Stored records
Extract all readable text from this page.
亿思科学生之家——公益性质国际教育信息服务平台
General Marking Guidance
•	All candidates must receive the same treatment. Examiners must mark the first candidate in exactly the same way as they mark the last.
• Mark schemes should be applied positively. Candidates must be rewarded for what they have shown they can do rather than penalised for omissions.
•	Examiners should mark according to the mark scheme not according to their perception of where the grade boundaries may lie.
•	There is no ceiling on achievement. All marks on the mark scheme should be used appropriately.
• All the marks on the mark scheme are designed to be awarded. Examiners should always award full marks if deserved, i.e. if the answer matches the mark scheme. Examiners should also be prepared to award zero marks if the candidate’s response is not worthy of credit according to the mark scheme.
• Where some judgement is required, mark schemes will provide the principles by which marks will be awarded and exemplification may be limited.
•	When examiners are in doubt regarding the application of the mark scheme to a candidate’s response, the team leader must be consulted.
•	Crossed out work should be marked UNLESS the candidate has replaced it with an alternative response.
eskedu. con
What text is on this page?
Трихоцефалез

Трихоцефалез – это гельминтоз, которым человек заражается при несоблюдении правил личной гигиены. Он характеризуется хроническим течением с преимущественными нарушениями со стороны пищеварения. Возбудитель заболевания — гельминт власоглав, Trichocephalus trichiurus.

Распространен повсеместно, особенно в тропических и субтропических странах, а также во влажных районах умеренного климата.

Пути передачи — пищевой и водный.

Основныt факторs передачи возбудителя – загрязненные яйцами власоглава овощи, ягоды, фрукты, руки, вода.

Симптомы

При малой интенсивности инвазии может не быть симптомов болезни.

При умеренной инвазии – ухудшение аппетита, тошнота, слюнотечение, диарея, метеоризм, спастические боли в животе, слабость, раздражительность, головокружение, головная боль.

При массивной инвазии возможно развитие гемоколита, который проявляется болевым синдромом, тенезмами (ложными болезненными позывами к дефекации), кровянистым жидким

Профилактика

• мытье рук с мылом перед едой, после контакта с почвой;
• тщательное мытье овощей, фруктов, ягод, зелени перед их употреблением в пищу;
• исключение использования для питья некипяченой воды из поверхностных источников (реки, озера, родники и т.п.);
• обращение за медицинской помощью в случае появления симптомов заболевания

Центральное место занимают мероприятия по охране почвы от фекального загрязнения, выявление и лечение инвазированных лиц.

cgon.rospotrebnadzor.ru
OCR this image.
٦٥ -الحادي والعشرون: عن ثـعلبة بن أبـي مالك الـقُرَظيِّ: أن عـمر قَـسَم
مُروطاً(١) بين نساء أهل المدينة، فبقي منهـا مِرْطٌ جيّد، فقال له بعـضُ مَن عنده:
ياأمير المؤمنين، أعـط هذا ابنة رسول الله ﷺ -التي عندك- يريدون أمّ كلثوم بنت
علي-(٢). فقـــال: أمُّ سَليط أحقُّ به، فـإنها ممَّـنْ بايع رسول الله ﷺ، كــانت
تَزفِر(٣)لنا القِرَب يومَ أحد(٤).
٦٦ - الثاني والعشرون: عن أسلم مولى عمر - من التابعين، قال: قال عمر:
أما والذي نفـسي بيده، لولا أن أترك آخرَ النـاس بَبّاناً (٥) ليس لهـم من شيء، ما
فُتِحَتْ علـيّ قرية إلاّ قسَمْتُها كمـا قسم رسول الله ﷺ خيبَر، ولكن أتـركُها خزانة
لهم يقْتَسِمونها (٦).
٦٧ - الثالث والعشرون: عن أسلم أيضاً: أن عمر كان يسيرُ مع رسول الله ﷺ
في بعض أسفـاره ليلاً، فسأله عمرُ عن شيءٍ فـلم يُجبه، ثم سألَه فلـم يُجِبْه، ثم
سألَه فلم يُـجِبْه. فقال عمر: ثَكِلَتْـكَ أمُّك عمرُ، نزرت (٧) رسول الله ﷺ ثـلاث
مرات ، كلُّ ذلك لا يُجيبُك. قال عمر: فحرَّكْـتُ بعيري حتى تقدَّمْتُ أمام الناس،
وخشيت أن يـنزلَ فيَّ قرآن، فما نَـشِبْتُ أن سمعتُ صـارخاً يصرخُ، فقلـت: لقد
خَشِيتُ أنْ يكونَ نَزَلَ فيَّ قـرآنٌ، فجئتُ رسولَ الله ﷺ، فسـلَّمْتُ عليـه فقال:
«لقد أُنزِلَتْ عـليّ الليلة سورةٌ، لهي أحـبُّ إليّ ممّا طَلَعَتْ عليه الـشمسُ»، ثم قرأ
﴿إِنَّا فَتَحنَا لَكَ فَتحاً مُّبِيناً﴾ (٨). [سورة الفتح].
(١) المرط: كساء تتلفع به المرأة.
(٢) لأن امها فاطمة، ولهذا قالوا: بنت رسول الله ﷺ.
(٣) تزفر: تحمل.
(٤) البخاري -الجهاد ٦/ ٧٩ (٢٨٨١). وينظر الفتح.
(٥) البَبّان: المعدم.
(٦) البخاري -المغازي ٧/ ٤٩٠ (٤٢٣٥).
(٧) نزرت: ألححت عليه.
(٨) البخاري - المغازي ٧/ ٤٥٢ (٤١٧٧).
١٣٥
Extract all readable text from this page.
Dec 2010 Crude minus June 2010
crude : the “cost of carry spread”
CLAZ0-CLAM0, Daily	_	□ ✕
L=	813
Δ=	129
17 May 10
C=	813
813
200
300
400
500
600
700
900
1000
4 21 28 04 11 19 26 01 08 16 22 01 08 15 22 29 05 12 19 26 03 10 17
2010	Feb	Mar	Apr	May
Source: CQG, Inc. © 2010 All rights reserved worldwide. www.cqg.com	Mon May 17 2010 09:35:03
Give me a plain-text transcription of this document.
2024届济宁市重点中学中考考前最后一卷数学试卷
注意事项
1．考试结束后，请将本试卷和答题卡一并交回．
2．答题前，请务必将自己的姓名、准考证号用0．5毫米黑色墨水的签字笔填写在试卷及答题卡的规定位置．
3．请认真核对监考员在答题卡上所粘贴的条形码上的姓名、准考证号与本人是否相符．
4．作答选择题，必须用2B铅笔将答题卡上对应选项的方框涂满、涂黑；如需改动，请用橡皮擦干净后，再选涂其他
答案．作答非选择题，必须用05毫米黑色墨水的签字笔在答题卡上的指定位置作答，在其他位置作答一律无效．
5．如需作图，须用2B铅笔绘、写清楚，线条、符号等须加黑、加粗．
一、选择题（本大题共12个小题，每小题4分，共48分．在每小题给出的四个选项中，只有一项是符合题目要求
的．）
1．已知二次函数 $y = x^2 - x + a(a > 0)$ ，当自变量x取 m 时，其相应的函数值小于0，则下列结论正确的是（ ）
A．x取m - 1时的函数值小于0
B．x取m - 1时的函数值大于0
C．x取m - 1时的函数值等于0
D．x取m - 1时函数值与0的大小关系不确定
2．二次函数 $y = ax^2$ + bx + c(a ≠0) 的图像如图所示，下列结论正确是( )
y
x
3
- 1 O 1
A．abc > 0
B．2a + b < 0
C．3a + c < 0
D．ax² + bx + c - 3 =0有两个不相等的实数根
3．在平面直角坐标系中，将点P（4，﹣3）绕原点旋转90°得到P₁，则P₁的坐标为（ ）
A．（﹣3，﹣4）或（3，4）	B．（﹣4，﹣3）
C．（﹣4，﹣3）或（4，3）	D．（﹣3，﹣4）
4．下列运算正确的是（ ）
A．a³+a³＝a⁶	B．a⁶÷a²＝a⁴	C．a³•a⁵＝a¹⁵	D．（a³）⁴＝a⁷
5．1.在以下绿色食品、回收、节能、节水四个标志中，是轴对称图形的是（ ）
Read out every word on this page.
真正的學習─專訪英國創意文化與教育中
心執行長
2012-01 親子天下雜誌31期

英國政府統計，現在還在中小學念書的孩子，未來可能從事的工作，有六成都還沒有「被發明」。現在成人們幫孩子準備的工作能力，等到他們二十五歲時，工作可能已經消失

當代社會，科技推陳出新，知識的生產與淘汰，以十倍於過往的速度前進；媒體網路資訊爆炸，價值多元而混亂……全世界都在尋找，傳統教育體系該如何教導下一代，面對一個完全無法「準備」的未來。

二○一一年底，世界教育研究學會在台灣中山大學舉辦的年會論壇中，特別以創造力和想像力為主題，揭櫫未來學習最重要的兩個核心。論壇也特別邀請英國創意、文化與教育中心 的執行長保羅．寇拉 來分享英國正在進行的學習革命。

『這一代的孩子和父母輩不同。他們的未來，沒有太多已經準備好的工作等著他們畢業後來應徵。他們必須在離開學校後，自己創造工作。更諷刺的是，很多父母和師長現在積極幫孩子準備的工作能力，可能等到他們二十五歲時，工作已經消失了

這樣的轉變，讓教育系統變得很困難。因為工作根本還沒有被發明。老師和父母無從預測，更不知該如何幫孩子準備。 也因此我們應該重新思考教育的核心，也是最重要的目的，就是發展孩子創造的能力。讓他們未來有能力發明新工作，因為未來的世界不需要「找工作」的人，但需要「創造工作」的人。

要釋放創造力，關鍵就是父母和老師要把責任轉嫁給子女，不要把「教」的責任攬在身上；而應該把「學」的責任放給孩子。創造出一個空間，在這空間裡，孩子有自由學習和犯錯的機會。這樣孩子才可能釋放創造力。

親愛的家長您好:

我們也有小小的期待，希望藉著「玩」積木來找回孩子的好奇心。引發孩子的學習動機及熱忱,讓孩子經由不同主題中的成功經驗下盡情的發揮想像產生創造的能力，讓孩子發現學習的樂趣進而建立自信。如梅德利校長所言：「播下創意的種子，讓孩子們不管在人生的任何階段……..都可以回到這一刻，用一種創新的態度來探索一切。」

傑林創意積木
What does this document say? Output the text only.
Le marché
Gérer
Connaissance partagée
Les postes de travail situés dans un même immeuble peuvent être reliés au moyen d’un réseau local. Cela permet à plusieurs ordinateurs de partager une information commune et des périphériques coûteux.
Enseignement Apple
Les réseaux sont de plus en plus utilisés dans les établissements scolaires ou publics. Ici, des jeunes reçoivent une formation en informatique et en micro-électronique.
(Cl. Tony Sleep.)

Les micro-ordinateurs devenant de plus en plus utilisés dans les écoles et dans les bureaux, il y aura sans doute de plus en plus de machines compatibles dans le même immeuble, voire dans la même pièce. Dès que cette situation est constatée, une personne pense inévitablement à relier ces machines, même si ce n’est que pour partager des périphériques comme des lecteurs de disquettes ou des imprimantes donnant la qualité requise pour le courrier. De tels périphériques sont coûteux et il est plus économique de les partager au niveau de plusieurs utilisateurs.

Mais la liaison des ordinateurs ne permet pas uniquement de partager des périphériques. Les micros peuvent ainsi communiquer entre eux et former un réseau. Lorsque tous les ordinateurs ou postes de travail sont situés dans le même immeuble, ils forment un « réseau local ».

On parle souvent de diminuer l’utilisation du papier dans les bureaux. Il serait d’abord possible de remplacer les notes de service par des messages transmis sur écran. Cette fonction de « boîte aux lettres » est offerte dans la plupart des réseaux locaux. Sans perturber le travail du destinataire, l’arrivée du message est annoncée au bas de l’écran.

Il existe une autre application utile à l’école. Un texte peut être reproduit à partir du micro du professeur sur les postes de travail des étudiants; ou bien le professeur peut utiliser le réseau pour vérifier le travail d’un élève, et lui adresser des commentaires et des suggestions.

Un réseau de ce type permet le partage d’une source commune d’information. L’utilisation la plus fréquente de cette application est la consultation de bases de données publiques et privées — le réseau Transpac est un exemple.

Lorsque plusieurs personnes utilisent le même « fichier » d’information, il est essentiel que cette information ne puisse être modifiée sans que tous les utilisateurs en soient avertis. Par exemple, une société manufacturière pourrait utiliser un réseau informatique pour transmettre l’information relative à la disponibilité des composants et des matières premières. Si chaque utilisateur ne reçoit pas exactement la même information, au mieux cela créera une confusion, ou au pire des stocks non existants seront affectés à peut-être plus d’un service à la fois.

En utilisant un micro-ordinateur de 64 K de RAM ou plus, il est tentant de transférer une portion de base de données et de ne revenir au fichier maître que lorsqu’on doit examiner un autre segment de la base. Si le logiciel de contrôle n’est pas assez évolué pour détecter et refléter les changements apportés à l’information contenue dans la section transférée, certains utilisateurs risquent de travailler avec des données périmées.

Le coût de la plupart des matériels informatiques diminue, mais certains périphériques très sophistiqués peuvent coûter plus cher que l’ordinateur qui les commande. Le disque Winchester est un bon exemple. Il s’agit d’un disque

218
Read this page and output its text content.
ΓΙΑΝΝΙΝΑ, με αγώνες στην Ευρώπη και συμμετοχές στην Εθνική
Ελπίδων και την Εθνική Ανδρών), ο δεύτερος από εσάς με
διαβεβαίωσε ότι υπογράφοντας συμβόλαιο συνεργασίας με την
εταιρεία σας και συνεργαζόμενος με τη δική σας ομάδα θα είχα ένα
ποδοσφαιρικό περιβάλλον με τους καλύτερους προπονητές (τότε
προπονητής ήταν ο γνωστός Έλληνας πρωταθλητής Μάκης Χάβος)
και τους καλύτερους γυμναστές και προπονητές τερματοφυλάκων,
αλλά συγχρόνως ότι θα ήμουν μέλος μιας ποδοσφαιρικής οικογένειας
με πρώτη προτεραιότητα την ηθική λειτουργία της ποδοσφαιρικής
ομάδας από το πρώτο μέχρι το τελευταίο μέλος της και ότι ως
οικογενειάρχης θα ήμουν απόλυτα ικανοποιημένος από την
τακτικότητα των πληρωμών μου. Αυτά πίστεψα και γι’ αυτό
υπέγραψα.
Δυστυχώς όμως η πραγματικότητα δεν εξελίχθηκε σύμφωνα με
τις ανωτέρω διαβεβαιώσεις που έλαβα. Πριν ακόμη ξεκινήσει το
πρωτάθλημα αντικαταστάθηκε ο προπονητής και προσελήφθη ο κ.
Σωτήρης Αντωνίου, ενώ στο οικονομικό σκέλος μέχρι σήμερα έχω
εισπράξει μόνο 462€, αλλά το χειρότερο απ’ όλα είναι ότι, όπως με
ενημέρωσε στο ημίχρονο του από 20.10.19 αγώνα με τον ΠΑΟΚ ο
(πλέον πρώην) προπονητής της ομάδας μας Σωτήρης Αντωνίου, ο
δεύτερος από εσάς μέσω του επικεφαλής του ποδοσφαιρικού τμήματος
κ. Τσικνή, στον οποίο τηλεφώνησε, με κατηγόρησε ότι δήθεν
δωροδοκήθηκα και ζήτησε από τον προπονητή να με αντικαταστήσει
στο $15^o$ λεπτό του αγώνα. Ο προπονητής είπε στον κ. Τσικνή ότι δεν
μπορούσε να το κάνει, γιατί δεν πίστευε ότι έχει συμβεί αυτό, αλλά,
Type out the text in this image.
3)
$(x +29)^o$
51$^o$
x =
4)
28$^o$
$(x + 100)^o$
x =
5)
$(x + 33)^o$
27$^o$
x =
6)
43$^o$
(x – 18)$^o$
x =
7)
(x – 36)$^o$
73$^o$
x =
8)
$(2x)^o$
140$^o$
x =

### [Exercise brief]
Look above for the line containing "Type out the text in this image.", then transcribe it and all lines after it through the last, exactly and with nothing else.

### [Full solution]
Type out the text in this image.
3)
$(x +29)^o$
51$^o$
x =
4)
28$^o$
$(x + 100)^o$
x =
5)
$(x + 33)^o$
27$^o$
x =
6)
43$^o$
(x – 18)$^o$
x =
7)
(x – 36)$^o$
73$^o$
x =
8)
$(2x)^o$
140$^o$
x =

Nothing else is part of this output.